▶ [Exercise aim]
Transcribe the lines of each item below word for word, without the pictures.

▶ [Collection entries]
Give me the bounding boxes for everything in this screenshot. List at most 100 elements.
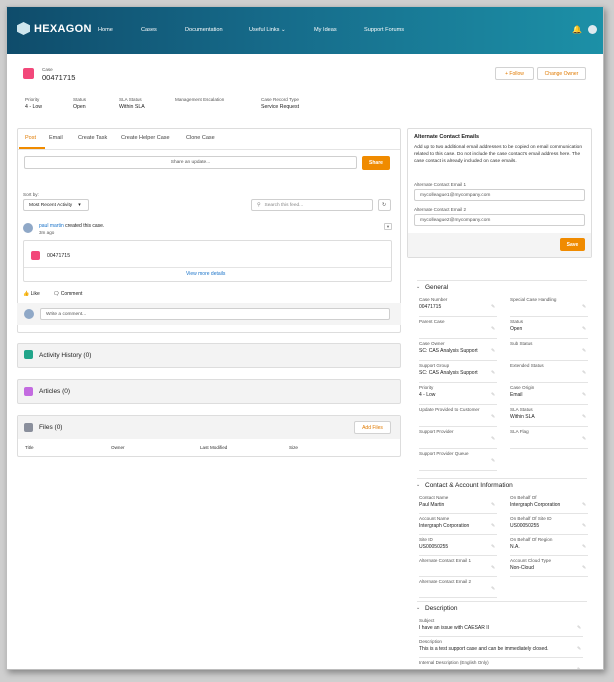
share-button[interactable]: Share <box>362 156 390 170</box>
sort-select[interactable]: Most Recent Activity ▾ <box>23 199 89 211</box>
activity-history-title[interactable]: Activity History (0) <box>39 352 91 359</box>
extended-status-label: Extended Status <box>510 363 544 368</box>
tab-clone-case[interactable]: Clone Case <box>186 135 215 141</box>
nav-support-forums[interactable]: Support Forums <box>364 27 404 33</box>
chevron-down-icon[interactable]: ⌄ <box>416 284 420 290</box>
edit-pencil-icon[interactable]: ✎ <box>577 667 581 669</box>
edit-pencil-icon[interactable]: ✎ <box>582 370 586 376</box>
site-id-underline <box>419 555 497 556</box>
user-avatar <box>23 223 33 233</box>
tabs-divider <box>18 149 400 150</box>
change-owner-button[interactable]: Change Owner <box>537 67 586 80</box>
comment-button[interactable]: 🗨 Comment <box>53 291 82 297</box>
dropdown-arrow-icon: ▾ <box>78 202 81 208</box>
chevron-down-icon[interactable]: ⌄ <box>416 605 420 611</box>
edit-pencil-icon[interactable]: ✎ <box>491 523 495 529</box>
files-title[interactable]: Files (0) <box>39 424 62 431</box>
priority-label: Priority <box>25 97 40 102</box>
feed-author-link[interactable]: paul martin <box>39 223 64 229</box>
edit-pencil-icon[interactable]: ✎ <box>582 392 586 398</box>
sla-status-label: SLA Status <box>119 97 142 102</box>
feed-item-menu-chevron-icon[interactable]: ▾ <box>384 223 392 230</box>
case-owner-label: Case Owner <box>419 341 445 346</box>
share-update-input[interactable]: Share an update... <box>24 156 357 169</box>
edit-pencil-icon[interactable]: ✎ <box>491 348 495 354</box>
follow-button[interactable]: + Follow <box>495 67 534 80</box>
tab-email[interactable]: Email <box>49 135 63 141</box>
account-name-underline <box>419 534 497 535</box>
special-case-handling-label: Special Case Handling <box>510 297 557 302</box>
edit-pencil-icon[interactable]: ✎ <box>491 414 495 420</box>
articles-card[interactable] <box>17 379 401 404</box>
refresh-icon: ↻ <box>382 202 387 208</box>
user-avatar-icon[interactable] <box>588 25 597 34</box>
description-label: Description <box>419 639 442 644</box>
files-column-last-modified[interactable]: Last Modified <box>200 445 227 450</box>
edit-pencil-icon[interactable]: ✎ <box>577 625 581 631</box>
sub-status-label: Sub Status <box>510 341 533 346</box>
edit-pencil-icon[interactable]: ✎ <box>577 646 581 652</box>
case-owner-value: SC: CAS Analysis Support <box>419 348 478 354</box>
hexagon-logo-icon <box>17 22 30 35</box>
edit-pencil-icon[interactable]: ✎ <box>491 458 495 464</box>
files-icon <box>24 423 33 432</box>
edit-pencil-icon[interactable]: ✎ <box>582 502 586 508</box>
files-header <box>18 416 400 439</box>
files-column-size[interactable]: Size <box>289 445 298 450</box>
save-button[interactable]: Save <box>560 238 585 251</box>
nav-documentation[interactable]: Documentation <box>185 27 223 33</box>
files-column-title[interactable]: Title <box>25 445 34 450</box>
case-owner-underline <box>419 360 497 361</box>
contact-name-underline <box>419 513 497 514</box>
tab-post[interactable]: Post <box>25 135 36 141</box>
feed-item-header: paul martin created this case. <box>39 223 104 229</box>
general-section-title[interactable]: General <box>425 284 448 291</box>
edit-pencil-icon[interactable]: ✎ <box>582 544 586 550</box>
like-button[interactable]: 👍 Like <box>23 291 40 297</box>
nav-useful-links[interactable]: Useful Links ⌄ <box>249 27 286 33</box>
bell-icon[interactable]: 🔔 <box>572 25 582 34</box>
sla-flag-label: SLA Flag <box>510 429 529 434</box>
edit-pencil-icon[interactable]: ✎ <box>491 544 495 550</box>
nav-my-ideas[interactable]: My Ideas <box>314 27 337 33</box>
edit-pencil-icon[interactable]: ✎ <box>491 326 495 332</box>
edit-pencil-icon[interactable]: ✎ <box>491 565 495 571</box>
update-provided-to-customer-underline <box>419 426 497 427</box>
tab-create-task[interactable]: Create Task <box>78 135 107 141</box>
alt-email1-input[interactable]: mycolleague1@mycompany.com <box>414 189 585 201</box>
edit-pencil-icon[interactable]: ✎ <box>491 586 495 592</box>
on-behalf-of-region-label: On Behalf Of Region <box>510 537 553 542</box>
articles-title[interactable]: Articles (0) <box>39 388 70 395</box>
write-comment-input[interactable]: Write a comment... <box>40 308 390 320</box>
extended-status-underline <box>510 382 588 383</box>
on-behalf-of-region-underline <box>510 555 588 556</box>
tab-create-helper-case[interactable]: Create Helper Case <box>121 135 170 141</box>
add-files-button[interactable]: Add Files <box>354 421 391 434</box>
edit-pencil-icon[interactable]: ✎ <box>582 565 586 571</box>
edit-pencil-icon[interactable]: ✎ <box>491 370 495 376</box>
chevron-down-icon[interactable]: ⌄ <box>416 482 420 488</box>
hexagon-logo[interactable]: HEXAGON <box>17 22 92 35</box>
edit-pencil-icon[interactable]: ✎ <box>582 326 586 332</box>
nav-cases[interactable]: Cases <box>141 27 157 33</box>
edit-pencil-icon[interactable]: ✎ <box>582 414 586 420</box>
view-more-details-link[interactable]: View more details <box>186 271 225 277</box>
edit-pencil-icon[interactable]: ✎ <box>491 502 495 508</box>
contact-section-title[interactable]: Contact & Account Information <box>425 482 513 489</box>
edit-pencil-icon[interactable]: ✎ <box>582 436 586 442</box>
edit-pencil-icon[interactable]: ✎ <box>582 348 586 354</box>
edit-pencil-icon[interactable]: ✎ <box>491 304 495 310</box>
edit-pencil-icon[interactable]: ✎ <box>491 392 495 398</box>
search-feed-input[interactable]: ⚲ Search this feed... <box>251 199 373 211</box>
nav-home[interactable]: Home <box>98 27 113 33</box>
files-column-owner[interactable]: Owner <box>111 445 125 450</box>
refresh-feed-button[interactable]: ↻ <box>378 199 391 211</box>
case-origin-label: Case Origin <box>510 385 535 390</box>
edit-pencil-icon[interactable]: ✎ <box>582 523 586 529</box>
description-section-title[interactable]: Description <box>425 605 458 612</box>
description-value: This is a test support case and can be i… <box>419 646 549 652</box>
edit-pencil-icon[interactable]: ✎ <box>491 436 495 442</box>
alt-email2-input[interactable]: mycolleague2@mycompany.com <box>414 214 585 226</box>
edit-pencil-icon[interactable]: ✎ <box>582 304 586 310</box>
sla-status-underline <box>510 426 588 427</box>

▶ [Task response]
Give me the bounding boxes for everything in this screenshot. List at most 100 elements.
share-button[interactable]: Share <box>362 156 390 170</box>
sort-select[interactable]: Most Recent Activity ▾ <box>23 199 89 211</box>
activity-history-title[interactable]: Activity History (0) <box>39 352 91 359</box>
extended-status-label: Extended Status <box>510 363 544 368</box>
tab-clone-case[interactable]: Clone Case <box>186 135 215 141</box>
nav-support-forums[interactable]: Support Forums <box>364 27 404 33</box>
chevron-down-icon[interactable]: ⌄ <box>416 284 420 290</box>
edit-pencil-icon[interactable]: ✎ <box>577 667 581 669</box>
edit-pencil-icon[interactable]: ✎ <box>582 370 586 376</box>
site-id-underline <box>419 555 497 556</box>
user-avatar <box>23 223 33 233</box>
tabs-divider <box>18 149 400 150</box>
change-owner-button[interactable]: Change Owner <box>537 67 586 80</box>
comment-button[interactable]: 🗨 Comment <box>53 291 82 297</box>
dropdown-arrow-icon: ▾ <box>78 202 81 208</box>
chevron-down-icon[interactable]: ⌄ <box>416 605 420 611</box>
edit-pencil-icon[interactable]: ✎ <box>491 523 495 529</box>
files-title[interactable]: Files (0) <box>39 424 62 431</box>
priority-label: Priority <box>25 97 40 102</box>
feed-author-link[interactable]: paul martin <box>39 223 64 229</box>
edit-pencil-icon[interactable]: ✎ <box>582 392 586 398</box>
sla-status-label: SLA Status <box>119 97 142 102</box>
feed-item-menu-chevron-icon[interactable]: ▾ <box>384 223 392 230</box>
case-owner-label: Case Owner <box>419 341 445 346</box>
share-update-input[interactable]: Share an update... <box>24 156 357 169</box>
edit-pencil-icon[interactable]: ✎ <box>491 348 495 354</box>
follow-button[interactable]: + Follow <box>495 67 534 80</box>
tab-email[interactable]: Email <box>49 135 63 141</box>
account-name-underline <box>419 534 497 535</box>
special-case-handling-label: Special Case Handling <box>510 297 557 302</box>
edit-pencil-icon[interactable]: ✎ <box>491 414 495 420</box>
articles-card[interactable] <box>17 379 401 404</box>
refresh-icon: ↻ <box>382 202 387 208</box>
user-avatar-icon[interactable] <box>588 25 597 34</box>
description-label: Description <box>419 639 442 644</box>
files-column-last-modified[interactable]: Last Modified <box>200 445 227 450</box>
edit-pencil-icon[interactable]: ✎ <box>577 625 581 631</box>
sub-status-label: Sub Status <box>510 341 533 346</box>
edit-pencil-icon[interactable]: ✎ <box>577 646 581 652</box>
case-owner-value: SC: CAS Analysis Support <box>419 348 478 354</box>
hexagon-logo-icon <box>17 22 30 35</box>
edit-pencil-icon[interactable]: ✎ <box>491 458 495 464</box>
files-icon <box>24 423 33 432</box>
edit-pencil-icon[interactable]: ✎ <box>582 502 586 508</box>
files-header <box>18 416 400 439</box>
files-column-size[interactable]: Size <box>289 445 298 450</box>
save-button[interactable]: Save <box>560 238 585 251</box>
nav-documentation[interactable]: Documentation <box>185 27 223 33</box>
files-column-title[interactable]: Title <box>25 445 34 450</box>
case-owner-underline <box>419 360 497 361</box>
contact-name-underline <box>419 513 497 514</box>
tab-post[interactable]: Post <box>25 135 36 141</box>
feed-item-header: paul martin created this case. <box>39 223 104 229</box>
general-section-title[interactable]: General <box>425 284 448 291</box>
edit-pencil-icon[interactable]: ✎ <box>582 544 586 550</box>
like-button[interactable]: 👍 Like <box>23 291 40 297</box>
nav-useful-links[interactable]: Useful Links ⌄ <box>249 27 286 33</box>
bell-icon[interactable]: 🔔 <box>572 25 582 34</box>
sla-flag-label: SLA Flag <box>510 429 529 434</box>
edit-pencil-icon[interactable]: ✎ <box>491 544 495 550</box>
nav-my-ideas[interactable]: My Ideas <box>314 27 337 33</box>
edit-pencil-icon[interactable]: ✎ <box>491 326 495 332</box>
edit-pencil-icon[interactable]: ✎ <box>491 565 495 571</box>
update-provided-to-customer-underline <box>419 426 497 427</box>
tab-create-task[interactable]: Create Task <box>78 135 107 141</box>
alt-email1-input[interactable]: mycolleague1@mycompany.com <box>414 189 585 201</box>
edit-pencil-icon[interactable]: ✎ <box>491 586 495 592</box>
on-behalf-of-region-label: On Behalf Of Region <box>510 537 553 542</box>
articles-title[interactable]: Articles (0) <box>39 388 70 395</box>
write-comment-input[interactable]: Write a comment... <box>40 308 390 320</box>
extended-status-underline <box>510 382 588 383</box>
on-behalf-of-region-underline <box>510 555 588 556</box>
tab-create-helper-case[interactable]: Create Helper Case <box>121 135 170 141</box>
add-files-button[interactable]: Add Files <box>354 421 391 434</box>
edit-pencil-icon[interactable]: ✎ <box>582 565 586 571</box>
edit-pencil-icon[interactable]: ✎ <box>491 370 495 376</box>
chevron-down-icon[interactable]: ⌄ <box>416 482 420 488</box>
hexagon-logo[interactable]: HEXAGON <box>17 22 92 35</box>
edit-pencil-icon[interactable]: ✎ <box>582 326 586 332</box>
nav-cases[interactable]: Cases <box>141 27 157 33</box>
edit-pencil-icon[interactable]: ✎ <box>582 414 586 420</box>
view-more-details-link[interactable]: View more details <box>186 271 225 277</box>
edit-pencil-icon[interactable]: ✎ <box>491 502 495 508</box>
contact-section-title[interactable]: Contact & Account Information <box>425 482 513 489</box>
edit-pencil-icon[interactable]: ✎ <box>582 436 586 442</box>
edit-pencil-icon[interactable]: ✎ <box>582 348 586 354</box>
edit-pencil-icon[interactable]: ✎ <box>491 304 495 310</box>
edit-pencil-icon[interactable]: ✎ <box>491 392 495 398</box>
search-feed-input[interactable]: ⚲ Search this feed... <box>251 199 373 211</box>
nav-home[interactable]: Home <box>98 27 113 33</box>
files-column-owner[interactable]: Owner <box>111 445 125 450</box>
refresh-feed-button[interactable]: ↻ <box>378 199 391 211</box>
case-origin-label: Case Origin <box>510 385 535 390</box>
edit-pencil-icon[interactable]: ✎ <box>582 523 586 529</box>
description-section-title[interactable]: Description <box>425 605 458 612</box>
description-value: This is a test support case and can be i… <box>419 646 549 652</box>
edit-pencil-icon[interactable]: ✎ <box>491 436 495 442</box>
alt-email2-input[interactable]: mycolleague2@mycompany.com <box>414 214 585 226</box>
edit-pencil-icon[interactable]: ✎ <box>582 304 586 310</box>
sla-status-underline <box>510 426 588 427</box>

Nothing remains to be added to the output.